= Do this =
Extract each line where the string "Koncový" shows up.

= Supplied records =

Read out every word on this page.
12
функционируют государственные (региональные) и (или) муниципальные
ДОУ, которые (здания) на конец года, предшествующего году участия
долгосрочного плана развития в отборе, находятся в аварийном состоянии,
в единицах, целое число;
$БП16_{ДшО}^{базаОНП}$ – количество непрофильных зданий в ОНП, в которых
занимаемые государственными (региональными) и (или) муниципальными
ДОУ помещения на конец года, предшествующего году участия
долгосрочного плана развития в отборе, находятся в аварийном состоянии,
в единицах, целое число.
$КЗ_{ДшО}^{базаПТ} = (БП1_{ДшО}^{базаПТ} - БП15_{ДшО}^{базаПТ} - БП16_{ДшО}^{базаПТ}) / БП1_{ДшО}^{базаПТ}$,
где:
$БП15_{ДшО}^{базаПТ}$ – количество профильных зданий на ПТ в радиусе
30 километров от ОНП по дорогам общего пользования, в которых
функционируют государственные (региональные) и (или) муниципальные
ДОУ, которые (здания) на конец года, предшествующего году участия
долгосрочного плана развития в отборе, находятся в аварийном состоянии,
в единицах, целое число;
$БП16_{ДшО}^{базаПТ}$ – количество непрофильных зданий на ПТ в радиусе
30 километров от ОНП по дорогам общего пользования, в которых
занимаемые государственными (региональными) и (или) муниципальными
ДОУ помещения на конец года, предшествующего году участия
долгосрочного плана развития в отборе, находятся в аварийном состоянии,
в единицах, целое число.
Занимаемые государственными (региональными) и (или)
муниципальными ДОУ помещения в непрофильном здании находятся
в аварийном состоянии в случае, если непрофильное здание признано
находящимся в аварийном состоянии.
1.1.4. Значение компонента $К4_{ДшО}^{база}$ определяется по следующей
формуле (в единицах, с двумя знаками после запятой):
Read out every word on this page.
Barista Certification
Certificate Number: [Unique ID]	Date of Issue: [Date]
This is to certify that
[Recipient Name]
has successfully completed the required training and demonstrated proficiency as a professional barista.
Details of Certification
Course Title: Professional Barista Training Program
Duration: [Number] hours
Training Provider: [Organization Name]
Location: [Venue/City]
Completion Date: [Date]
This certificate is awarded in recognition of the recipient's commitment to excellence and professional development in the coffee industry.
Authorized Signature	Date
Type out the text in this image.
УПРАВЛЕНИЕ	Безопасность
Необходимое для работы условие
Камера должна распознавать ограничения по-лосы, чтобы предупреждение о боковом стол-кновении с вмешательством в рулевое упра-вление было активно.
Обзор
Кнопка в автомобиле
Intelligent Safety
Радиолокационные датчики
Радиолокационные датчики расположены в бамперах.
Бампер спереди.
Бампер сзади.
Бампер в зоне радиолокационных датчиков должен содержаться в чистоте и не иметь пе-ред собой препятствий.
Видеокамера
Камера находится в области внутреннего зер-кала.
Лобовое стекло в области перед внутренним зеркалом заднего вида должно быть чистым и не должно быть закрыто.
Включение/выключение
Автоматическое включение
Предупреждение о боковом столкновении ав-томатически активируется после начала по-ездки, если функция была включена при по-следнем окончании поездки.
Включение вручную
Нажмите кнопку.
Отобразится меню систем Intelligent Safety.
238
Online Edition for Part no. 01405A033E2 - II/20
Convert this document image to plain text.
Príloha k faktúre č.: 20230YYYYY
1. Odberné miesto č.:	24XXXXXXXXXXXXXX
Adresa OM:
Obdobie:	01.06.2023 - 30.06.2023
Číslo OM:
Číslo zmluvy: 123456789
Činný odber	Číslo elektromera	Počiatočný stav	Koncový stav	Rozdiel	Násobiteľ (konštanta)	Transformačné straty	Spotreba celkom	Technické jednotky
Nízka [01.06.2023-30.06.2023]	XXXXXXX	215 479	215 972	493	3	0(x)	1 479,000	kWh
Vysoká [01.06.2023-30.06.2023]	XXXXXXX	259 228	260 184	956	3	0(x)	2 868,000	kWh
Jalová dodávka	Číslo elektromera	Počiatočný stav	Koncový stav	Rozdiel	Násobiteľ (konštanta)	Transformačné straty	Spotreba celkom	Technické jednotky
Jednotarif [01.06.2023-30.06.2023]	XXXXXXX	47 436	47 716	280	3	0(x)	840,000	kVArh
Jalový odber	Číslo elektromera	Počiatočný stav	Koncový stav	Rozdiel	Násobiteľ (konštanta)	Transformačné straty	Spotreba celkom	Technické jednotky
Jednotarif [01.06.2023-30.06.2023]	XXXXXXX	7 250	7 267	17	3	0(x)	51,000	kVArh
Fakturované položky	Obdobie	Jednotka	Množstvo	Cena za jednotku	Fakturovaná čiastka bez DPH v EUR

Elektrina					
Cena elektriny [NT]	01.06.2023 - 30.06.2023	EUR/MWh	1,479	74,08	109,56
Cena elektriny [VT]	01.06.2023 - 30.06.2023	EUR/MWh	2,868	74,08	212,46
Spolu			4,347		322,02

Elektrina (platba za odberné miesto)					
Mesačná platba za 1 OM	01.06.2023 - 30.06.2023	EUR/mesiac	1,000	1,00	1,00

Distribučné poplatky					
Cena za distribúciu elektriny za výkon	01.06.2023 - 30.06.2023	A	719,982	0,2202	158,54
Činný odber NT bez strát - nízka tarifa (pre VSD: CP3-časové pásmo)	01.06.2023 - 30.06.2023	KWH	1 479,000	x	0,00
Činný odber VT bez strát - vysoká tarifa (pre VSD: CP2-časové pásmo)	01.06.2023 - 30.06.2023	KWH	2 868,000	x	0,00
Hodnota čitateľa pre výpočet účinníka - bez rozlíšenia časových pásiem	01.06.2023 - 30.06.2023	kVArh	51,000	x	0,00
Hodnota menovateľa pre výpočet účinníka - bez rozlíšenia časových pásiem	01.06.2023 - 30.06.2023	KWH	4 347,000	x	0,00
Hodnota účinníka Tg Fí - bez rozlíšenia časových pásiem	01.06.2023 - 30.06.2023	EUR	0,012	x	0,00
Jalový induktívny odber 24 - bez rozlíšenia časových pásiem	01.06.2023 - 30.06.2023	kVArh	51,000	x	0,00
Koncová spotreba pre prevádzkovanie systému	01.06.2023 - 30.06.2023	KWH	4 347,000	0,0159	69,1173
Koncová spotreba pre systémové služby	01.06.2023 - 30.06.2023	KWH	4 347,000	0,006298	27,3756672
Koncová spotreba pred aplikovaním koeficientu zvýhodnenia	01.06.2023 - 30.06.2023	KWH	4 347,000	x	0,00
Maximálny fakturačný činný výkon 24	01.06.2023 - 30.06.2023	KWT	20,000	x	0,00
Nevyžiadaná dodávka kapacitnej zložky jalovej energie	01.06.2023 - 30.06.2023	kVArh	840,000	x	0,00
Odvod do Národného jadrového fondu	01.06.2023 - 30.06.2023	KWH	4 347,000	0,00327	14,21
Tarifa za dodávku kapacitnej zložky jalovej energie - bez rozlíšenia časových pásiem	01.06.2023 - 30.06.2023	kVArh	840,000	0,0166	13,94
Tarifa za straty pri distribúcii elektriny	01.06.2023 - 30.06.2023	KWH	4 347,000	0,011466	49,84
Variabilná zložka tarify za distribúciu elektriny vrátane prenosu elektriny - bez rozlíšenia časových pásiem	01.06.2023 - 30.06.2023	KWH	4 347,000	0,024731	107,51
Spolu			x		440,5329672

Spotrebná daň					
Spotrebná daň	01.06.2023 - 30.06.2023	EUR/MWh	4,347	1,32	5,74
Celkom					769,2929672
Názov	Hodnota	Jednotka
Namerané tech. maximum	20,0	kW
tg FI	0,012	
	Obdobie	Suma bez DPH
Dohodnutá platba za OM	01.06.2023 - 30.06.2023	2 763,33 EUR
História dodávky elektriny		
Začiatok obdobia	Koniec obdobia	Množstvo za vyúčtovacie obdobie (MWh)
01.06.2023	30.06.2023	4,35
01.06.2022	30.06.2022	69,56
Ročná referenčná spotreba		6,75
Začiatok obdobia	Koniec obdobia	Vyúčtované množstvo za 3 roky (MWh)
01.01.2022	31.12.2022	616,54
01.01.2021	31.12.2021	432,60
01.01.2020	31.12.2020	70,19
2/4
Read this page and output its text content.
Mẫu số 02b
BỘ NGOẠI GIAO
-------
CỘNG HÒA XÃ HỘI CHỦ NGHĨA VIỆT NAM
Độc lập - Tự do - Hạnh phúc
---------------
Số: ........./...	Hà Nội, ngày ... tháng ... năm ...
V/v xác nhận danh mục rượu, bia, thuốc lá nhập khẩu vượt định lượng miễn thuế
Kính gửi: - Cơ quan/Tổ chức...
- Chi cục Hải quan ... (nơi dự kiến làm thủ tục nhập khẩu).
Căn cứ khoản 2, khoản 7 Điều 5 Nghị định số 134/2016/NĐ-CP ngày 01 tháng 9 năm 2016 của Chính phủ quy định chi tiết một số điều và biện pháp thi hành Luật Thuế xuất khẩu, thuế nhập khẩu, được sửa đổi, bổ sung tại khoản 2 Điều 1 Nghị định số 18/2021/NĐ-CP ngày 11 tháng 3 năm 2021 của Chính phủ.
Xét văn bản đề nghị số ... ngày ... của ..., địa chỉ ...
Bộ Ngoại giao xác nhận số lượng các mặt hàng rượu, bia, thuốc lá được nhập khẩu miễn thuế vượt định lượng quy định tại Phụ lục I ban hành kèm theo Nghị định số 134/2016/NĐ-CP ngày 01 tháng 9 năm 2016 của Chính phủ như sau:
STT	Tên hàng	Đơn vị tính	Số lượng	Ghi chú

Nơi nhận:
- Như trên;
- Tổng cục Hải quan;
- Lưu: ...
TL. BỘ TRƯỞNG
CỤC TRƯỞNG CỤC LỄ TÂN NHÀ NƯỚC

= Worked answer =
Činný odber	Číslo elektromera	Počiatočný stav	Koncový stav	Rozdiel	Násobiteľ (konštanta)	Transformačné straty	Spotreba celkom	Technické jednotky
Jalová dodávka	Číslo elektromera	Počiatočný stav	Koncový stav	Rozdiel	Násobiteľ (konštanta)	Transformačné straty	Spotreba celkom	Technické jednotky
Jalový odber	Číslo elektromera	Počiatočný stav	Koncový stav	Rozdiel	Násobiteľ (konštanta)	Transformačné straty	Spotreba celkom	Technické jednotky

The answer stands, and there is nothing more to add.